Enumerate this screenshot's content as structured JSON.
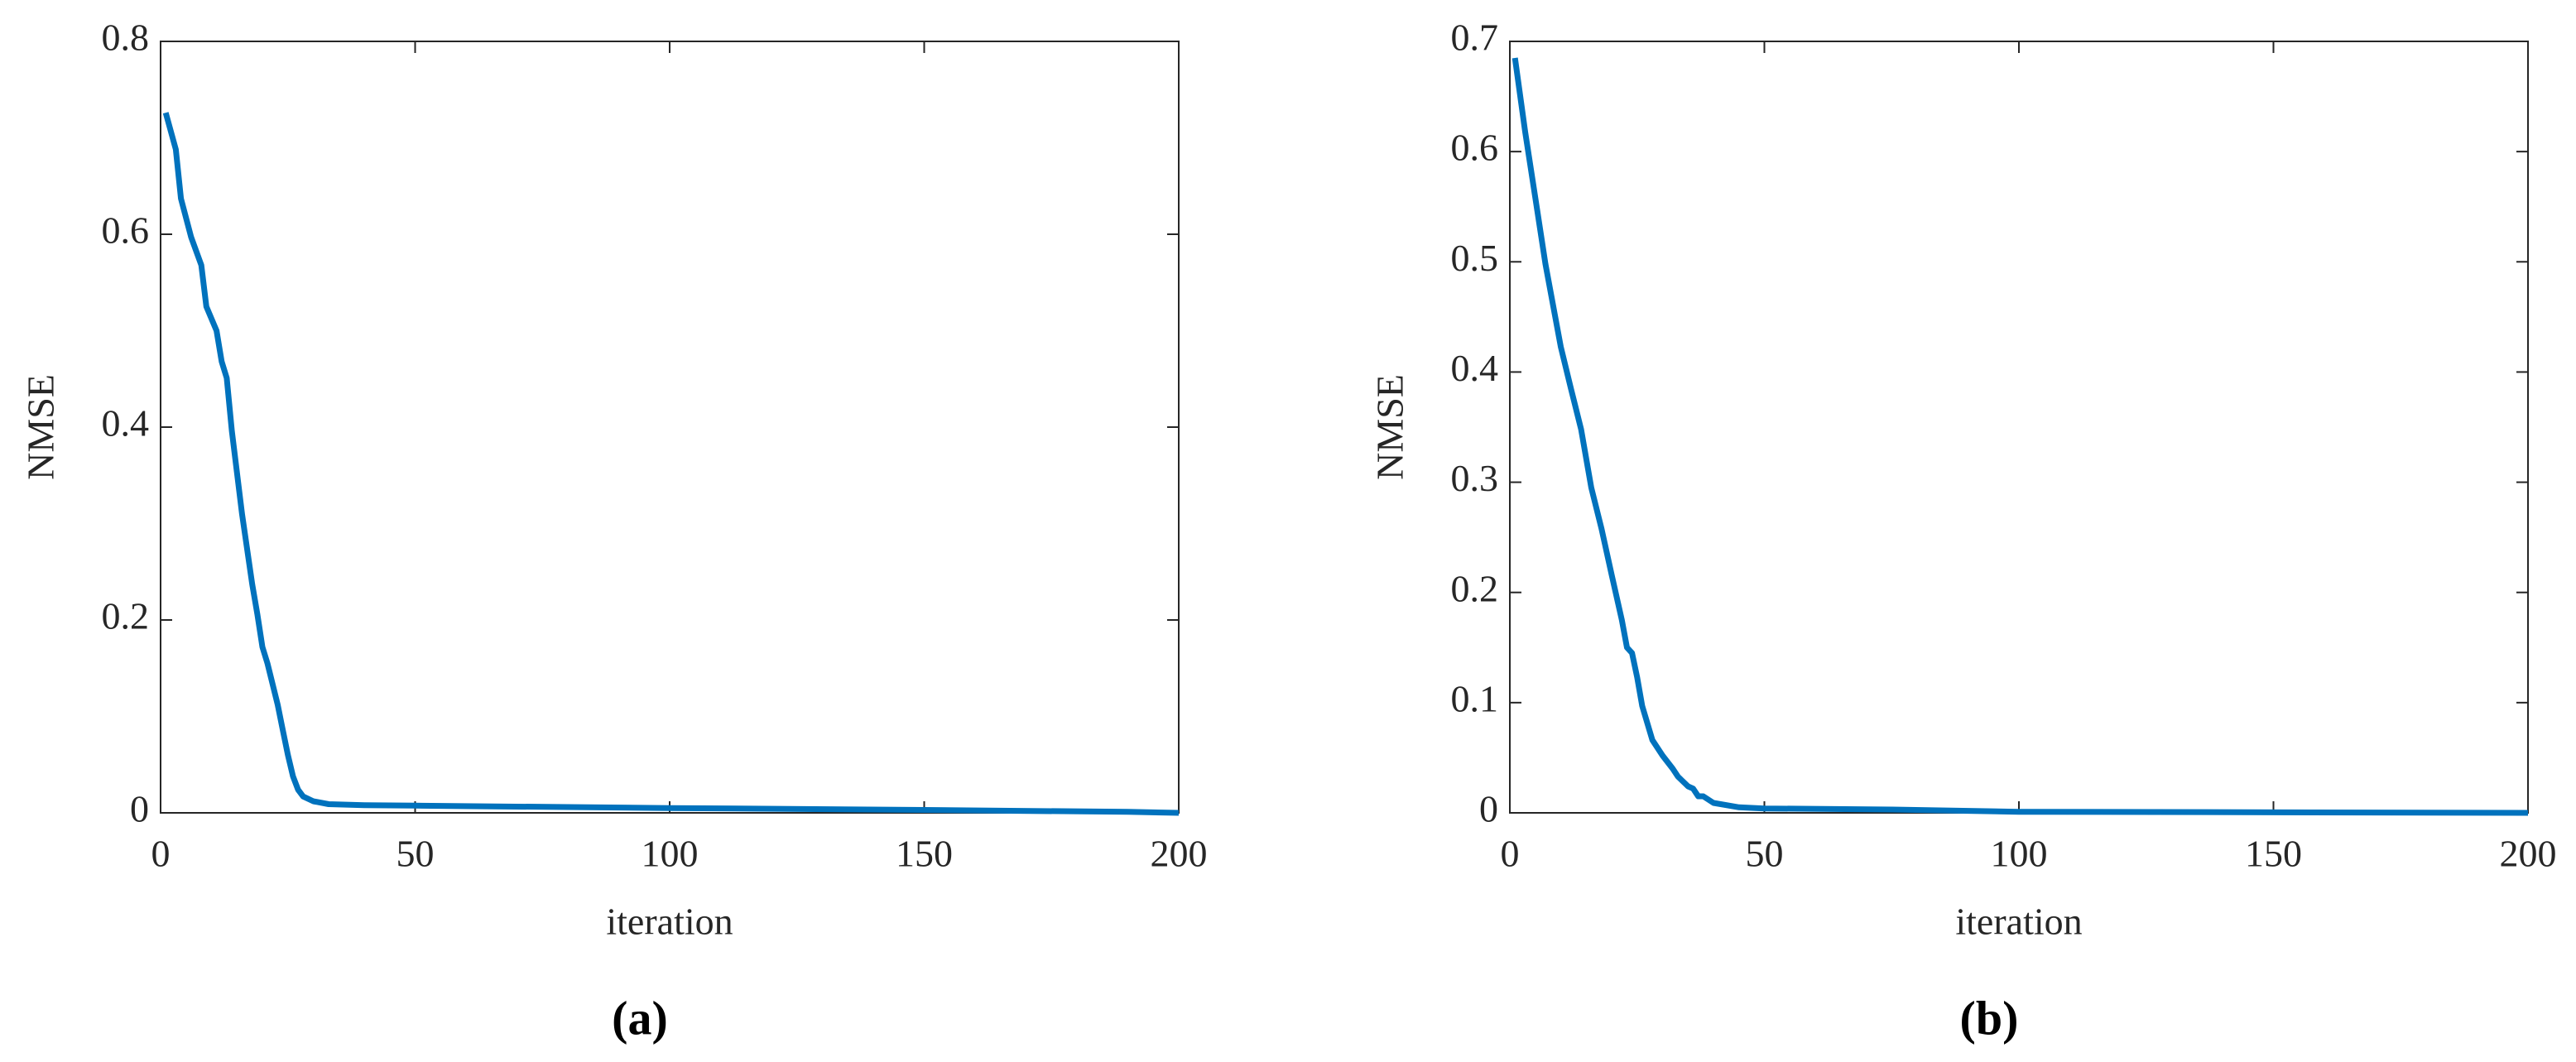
{
  "chart_data": [
    {
      "type": "line",
      "caption": "(a)",
      "xlabel": "iteration",
      "ylabel": "NMSE",
      "color": "#0072bd",
      "xlim": [
        0,
        200
      ],
      "xticks": [
        0,
        50,
        100,
        150,
        200
      ],
      "ylim": [
        0,
        0.8
      ],
      "yticks": [
        0,
        0.2,
        0.4,
        0.6,
        0.8
      ],
      "x": [
        1,
        3,
        4,
        6,
        8,
        9,
        11,
        12,
        13,
        14,
        16,
        18,
        19,
        20,
        21,
        23,
        24,
        25,
        26,
        27,
        28,
        30,
        33,
        40,
        50,
        100,
        150,
        190,
        200
      ],
      "values": [
        0.726,
        0.688,
        0.637,
        0.597,
        0.568,
        0.525,
        0.5,
        0.468,
        0.451,
        0.396,
        0.31,
        0.237,
        0.206,
        0.172,
        0.155,
        0.112,
        0.086,
        0.06,
        0.038,
        0.024,
        0.017,
        0.012,
        0.009,
        0.008,
        0.0075,
        0.005,
        0.003,
        0.001,
        0
      ]
    },
    {
      "type": "line",
      "caption": "(b)",
      "xlabel": "iteration",
      "ylabel": "NMSE",
      "color": "#0072bd",
      "xlim": [
        0,
        200
      ],
      "xticks": [
        0,
        50,
        100,
        150,
        200
      ],
      "ylim": [
        0,
        0.7
      ],
      "yticks": [
        0,
        0.1,
        0.2,
        0.3,
        0.4,
        0.5,
        0.6,
        0.7
      ],
      "x": [
        1,
        3,
        5,
        7,
        10,
        12,
        14,
        16,
        18,
        20,
        22,
        23,
        24,
        25,
        26,
        28,
        30,
        32,
        33,
        35,
        36,
        37,
        38,
        40,
        45,
        50,
        75,
        100,
        200
      ],
      "values": [
        0.685,
        0.618,
        0.558,
        0.498,
        0.423,
        0.385,
        0.348,
        0.295,
        0.258,
        0.216,
        0.175,
        0.15,
        0.145,
        0.123,
        0.097,
        0.066,
        0.052,
        0.04,
        0.033,
        0.024,
        0.022,
        0.015,
        0.015,
        0.009,
        0.005,
        0.004,
        0.003,
        0.001,
        0
      ]
    }
  ]
}
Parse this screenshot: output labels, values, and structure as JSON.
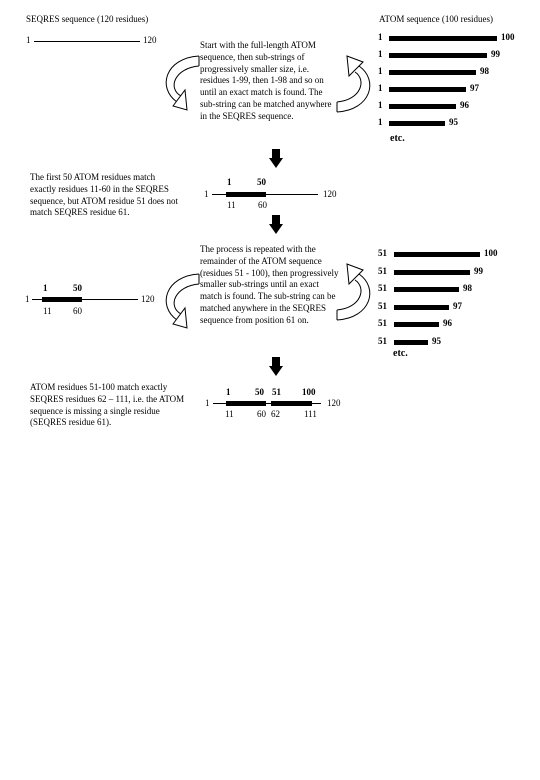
{
  "headers": {
    "seqres": "SEQRES sequence (120 residues)",
    "atom": "ATOM sequence (100 residues)"
  },
  "step1": {
    "seqres_start": "1",
    "seqres_end": "120",
    "text": "Start with the full-length ATOM sequence, then sub-strings of progressively smaller size, i.e. residues 1-99, then 1-98 and so on until an exact match is found. The sub-string can be matched anywhere in the SEQRES sequence.",
    "atom_bars": [
      {
        "start": "1",
        "end": "100",
        "fraction": 1.0
      },
      {
        "start": "1",
        "end": "99",
        "fraction": 0.99
      },
      {
        "start": "1",
        "end": "98",
        "fraction": 0.98
      },
      {
        "start": "1",
        "end": "97",
        "fraction": 0.97
      },
      {
        "start": "1",
        "end": "96",
        "fraction": 0.96
      },
      {
        "start": "1",
        "end": "95",
        "fraction": 0.95
      }
    ],
    "etc": "etc."
  },
  "step2": {
    "text": "The first 50 ATOM residues match exactly residues 11-60 in the SEQRES sequence, but ATOM residue 51 does not match SEQRES residue 61.",
    "line_start": "1",
    "line_end": "120",
    "atom_start": "1",
    "atom_end": "50",
    "seq_start": "11",
    "seq_end": "60"
  },
  "step3": {
    "line_start": "1",
    "line_end": "120",
    "atom_start": "1",
    "atom_end": "50",
    "seq_start": "11",
    "seq_end": "60",
    "text": "The process is repeated with the remainder of the ATOM sequence (residues 51 - 100), then progressively smaller sub-strings until an exact match is found. The sub-string can be matched anywhere in the SEQRES sequence from position 61 on.",
    "atom_bars": [
      {
        "start": "51",
        "end": "100",
        "fraction": 1.0
      },
      {
        "start": "51",
        "end": "99",
        "fraction": 0.98
      },
      {
        "start": "51",
        "end": "98",
        "fraction": 0.96
      },
      {
        "start": "51",
        "end": "97",
        "fraction": 0.94
      },
      {
        "start": "51",
        "end": "96",
        "fraction": 0.92
      },
      {
        "start": "51",
        "end": "95",
        "fraction": 0.9
      }
    ],
    "etc": "etc."
  },
  "step4": {
    "text": "ATOM residues 51-100 match exactly SEQRES residues 62 – 111, i.e. the ATOM sequence is missing a single residue (SEQRES residue 61).",
    "line_start": "1",
    "line_end": "120",
    "atom1_start": "1",
    "atom1_end": "50",
    "atom2_start": "51",
    "atom2_end": "100",
    "seq1_start": "11",
    "seq1_end": "60",
    "seq2_start": "62",
    "seq2_end": "111"
  }
}
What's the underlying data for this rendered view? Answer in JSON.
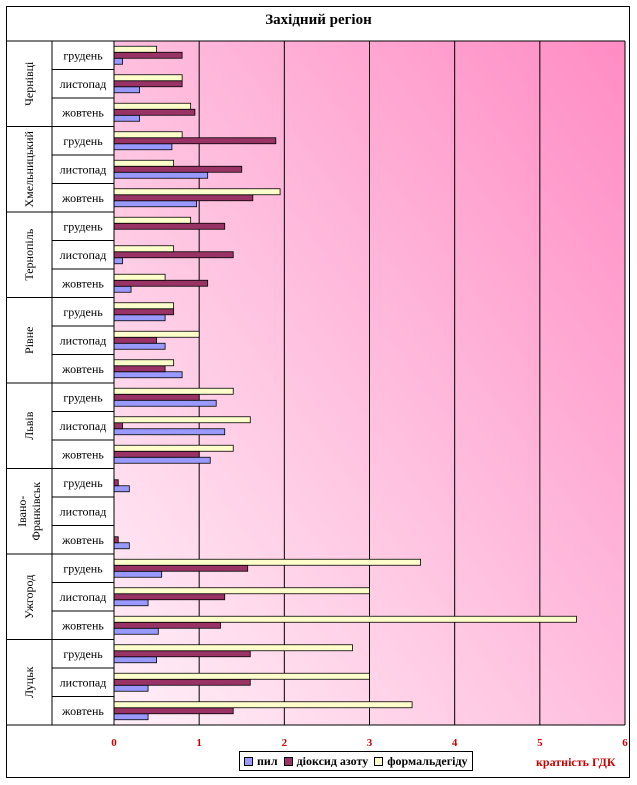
{
  "chart_data": {
    "type": "bar",
    "orientation": "horizontal",
    "title": "Західний регіон",
    "xlabel": "кратність ГДК",
    "xlim": [
      0,
      6
    ],
    "xticks": [
      0,
      1,
      2,
      3,
      4,
      5,
      6
    ],
    "grid": true,
    "legend_position": "bottom",
    "series_names": [
      "пил",
      "діоксид азоту",
      "формальдегіду"
    ],
    "colors": {
      "пил": "#9999ff",
      "діоксид азоту": "#993366",
      "формальдегіду": "#ffffcc",
      "plot_bg_left": "#fff0f8",
      "plot_bg_right": "#ff8cc4",
      "tick_labels": "#cc0000"
    },
    "groups": [
      {
        "city": "Чернівці",
        "rows": [
          {
            "month": "грудень",
            "values": [
              0.1,
              0.8,
              0.5
            ]
          },
          {
            "month": "листопад",
            "values": [
              0.3,
              0.8,
              0.8
            ]
          },
          {
            "month": "жовтень",
            "values": [
              0.3,
              0.95,
              0.9
            ]
          }
        ]
      },
      {
        "city": "Хмельницький",
        "rows": [
          {
            "month": "грудень",
            "values": [
              0.68,
              1.9,
              0.8
            ]
          },
          {
            "month": "листопад",
            "values": [
              1.1,
              1.5,
              0.7
            ]
          },
          {
            "month": "жовтень",
            "values": [
              0.97,
              1.63,
              1.95
            ]
          }
        ]
      },
      {
        "city": "Тернопіль",
        "rows": [
          {
            "month": "грудень",
            "values": [
              0,
              1.3,
              0.9
            ]
          },
          {
            "month": "листопад",
            "values": [
              0.1,
              1.4,
              0.7
            ]
          },
          {
            "month": "жовтень",
            "values": [
              0.2,
              1.1,
              0.6
            ]
          }
        ]
      },
      {
        "city": "Рівне",
        "rows": [
          {
            "month": "грудень",
            "values": [
              0.6,
              0.7,
              0.7
            ]
          },
          {
            "month": "листопад",
            "values": [
              0.6,
              0.5,
              1.0
            ]
          },
          {
            "month": "жовтень",
            "values": [
              0.8,
              0.6,
              0.7
            ]
          }
        ]
      },
      {
        "city": "Львів",
        "rows": [
          {
            "month": "грудень",
            "values": [
              1.2,
              1.0,
              1.4
            ]
          },
          {
            "month": "листопад",
            "values": [
              1.3,
              0.1,
              1.6
            ]
          },
          {
            "month": "жовтень",
            "values": [
              1.13,
              1.0,
              1.4
            ]
          }
        ]
      },
      {
        "city": "Івано-Франківськ",
        "rows": [
          {
            "month": "грудень",
            "values": [
              0.18,
              0.05,
              0
            ]
          },
          {
            "month": "листопад",
            "values": [
              0,
              0,
              0
            ]
          },
          {
            "month": "жовтень",
            "values": [
              0.18,
              0.05,
              0
            ]
          }
        ]
      },
      {
        "city": "Ужгород",
        "rows": [
          {
            "month": "грудень",
            "values": [
              0.56,
              1.57,
              3.6
            ]
          },
          {
            "month": "листопад",
            "values": [
              0.4,
              1.3,
              3.0
            ]
          },
          {
            "month": "жовтень",
            "values": [
              0.52,
              1.25,
              5.43
            ]
          }
        ]
      },
      {
        "city": "Луцьк",
        "rows": [
          {
            "month": "грудень",
            "values": [
              0.5,
              1.6,
              2.8
            ]
          },
          {
            "month": "листопад",
            "values": [
              0.4,
              1.6,
              3.0
            ]
          },
          {
            "month": "жовтень",
            "values": [
              0.4,
              1.4,
              3.5
            ]
          }
        ]
      }
    ]
  }
}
####
▸ TASK TO CARRY OUT: In the listing above, how many lines hold the word "progressively"? Give the number and nothing more.

▸ TASK ANSWER: 2